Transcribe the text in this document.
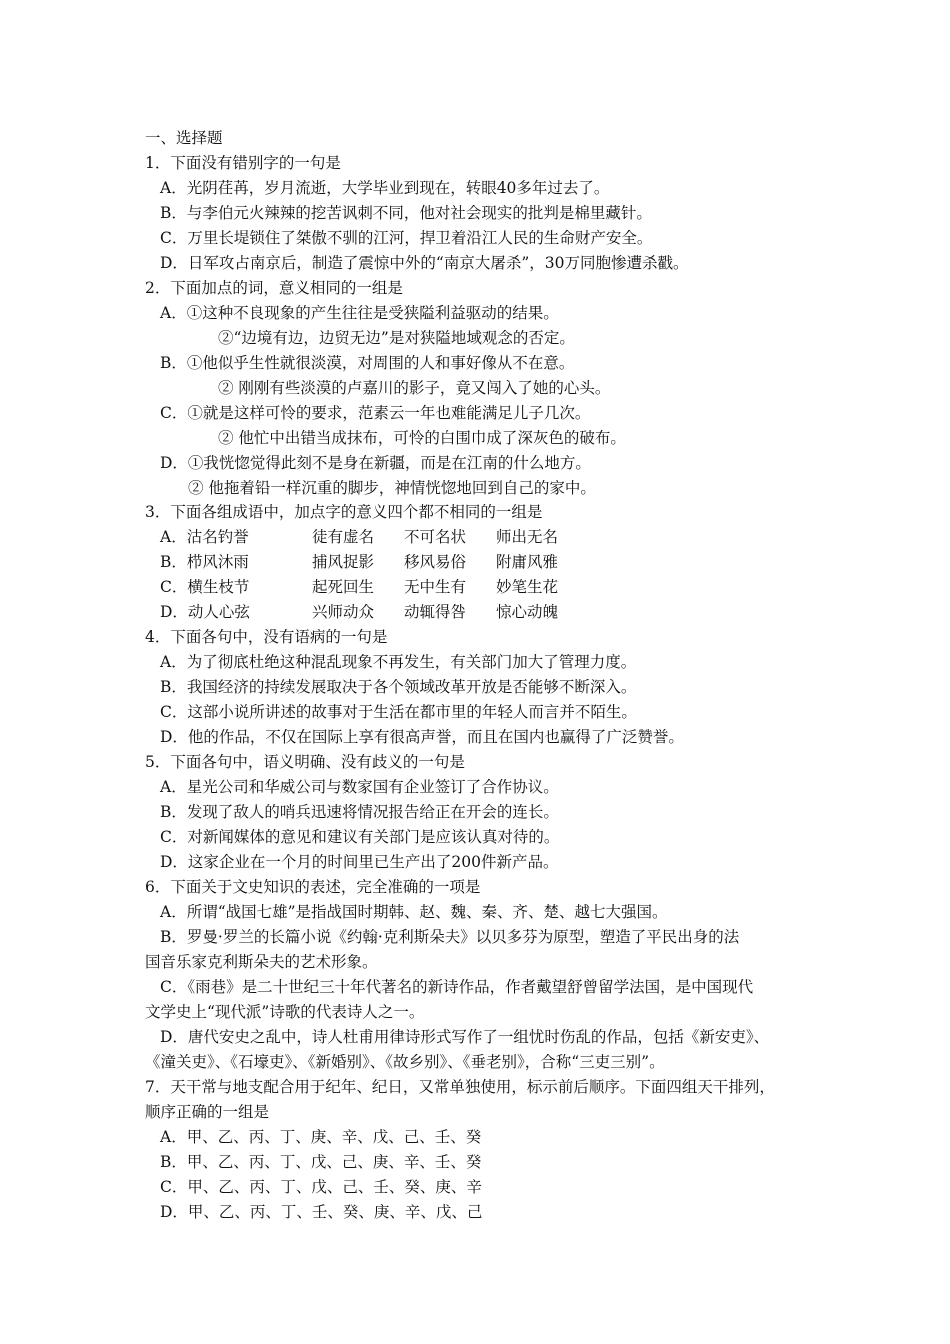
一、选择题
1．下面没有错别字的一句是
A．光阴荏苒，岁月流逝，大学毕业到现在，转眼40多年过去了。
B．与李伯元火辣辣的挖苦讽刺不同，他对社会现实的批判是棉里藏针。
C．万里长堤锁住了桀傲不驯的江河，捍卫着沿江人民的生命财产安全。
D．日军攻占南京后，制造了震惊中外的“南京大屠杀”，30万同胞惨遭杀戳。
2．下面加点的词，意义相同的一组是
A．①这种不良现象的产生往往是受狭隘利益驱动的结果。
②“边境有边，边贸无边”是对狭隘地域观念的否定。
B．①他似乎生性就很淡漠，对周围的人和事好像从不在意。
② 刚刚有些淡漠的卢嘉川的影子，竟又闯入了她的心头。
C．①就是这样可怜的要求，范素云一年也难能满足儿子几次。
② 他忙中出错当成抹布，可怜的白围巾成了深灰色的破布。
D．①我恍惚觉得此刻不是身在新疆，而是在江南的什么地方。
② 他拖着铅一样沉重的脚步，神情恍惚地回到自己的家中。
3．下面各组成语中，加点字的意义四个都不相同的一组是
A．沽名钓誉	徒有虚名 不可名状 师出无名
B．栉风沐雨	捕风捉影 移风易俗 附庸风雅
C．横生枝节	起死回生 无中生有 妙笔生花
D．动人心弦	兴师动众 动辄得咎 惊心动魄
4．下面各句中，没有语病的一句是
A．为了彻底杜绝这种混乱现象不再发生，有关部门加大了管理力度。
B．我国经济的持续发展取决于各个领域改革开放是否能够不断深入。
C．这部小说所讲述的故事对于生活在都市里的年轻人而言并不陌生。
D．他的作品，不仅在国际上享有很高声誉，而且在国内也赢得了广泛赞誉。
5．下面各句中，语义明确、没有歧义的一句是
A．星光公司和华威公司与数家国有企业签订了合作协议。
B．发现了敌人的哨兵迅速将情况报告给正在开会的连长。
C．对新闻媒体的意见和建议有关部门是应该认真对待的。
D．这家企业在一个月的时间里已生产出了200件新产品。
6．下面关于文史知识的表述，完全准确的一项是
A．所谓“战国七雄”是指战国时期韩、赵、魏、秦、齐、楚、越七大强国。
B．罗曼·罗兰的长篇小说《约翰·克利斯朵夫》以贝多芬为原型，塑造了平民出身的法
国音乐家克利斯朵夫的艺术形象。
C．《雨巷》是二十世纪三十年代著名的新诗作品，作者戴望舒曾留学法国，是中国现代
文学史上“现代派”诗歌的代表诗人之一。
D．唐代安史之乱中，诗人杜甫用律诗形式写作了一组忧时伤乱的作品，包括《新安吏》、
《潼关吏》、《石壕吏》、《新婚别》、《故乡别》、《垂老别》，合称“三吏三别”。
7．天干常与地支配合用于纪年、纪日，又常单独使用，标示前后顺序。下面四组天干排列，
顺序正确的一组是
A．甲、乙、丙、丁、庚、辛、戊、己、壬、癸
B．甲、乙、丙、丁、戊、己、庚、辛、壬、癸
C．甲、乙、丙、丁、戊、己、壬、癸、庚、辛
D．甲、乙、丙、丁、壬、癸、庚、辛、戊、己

* [Job] Looking at the records above, work out how many lines include the word "下面各句中", then give that number by itself.

* [Exercise result] 2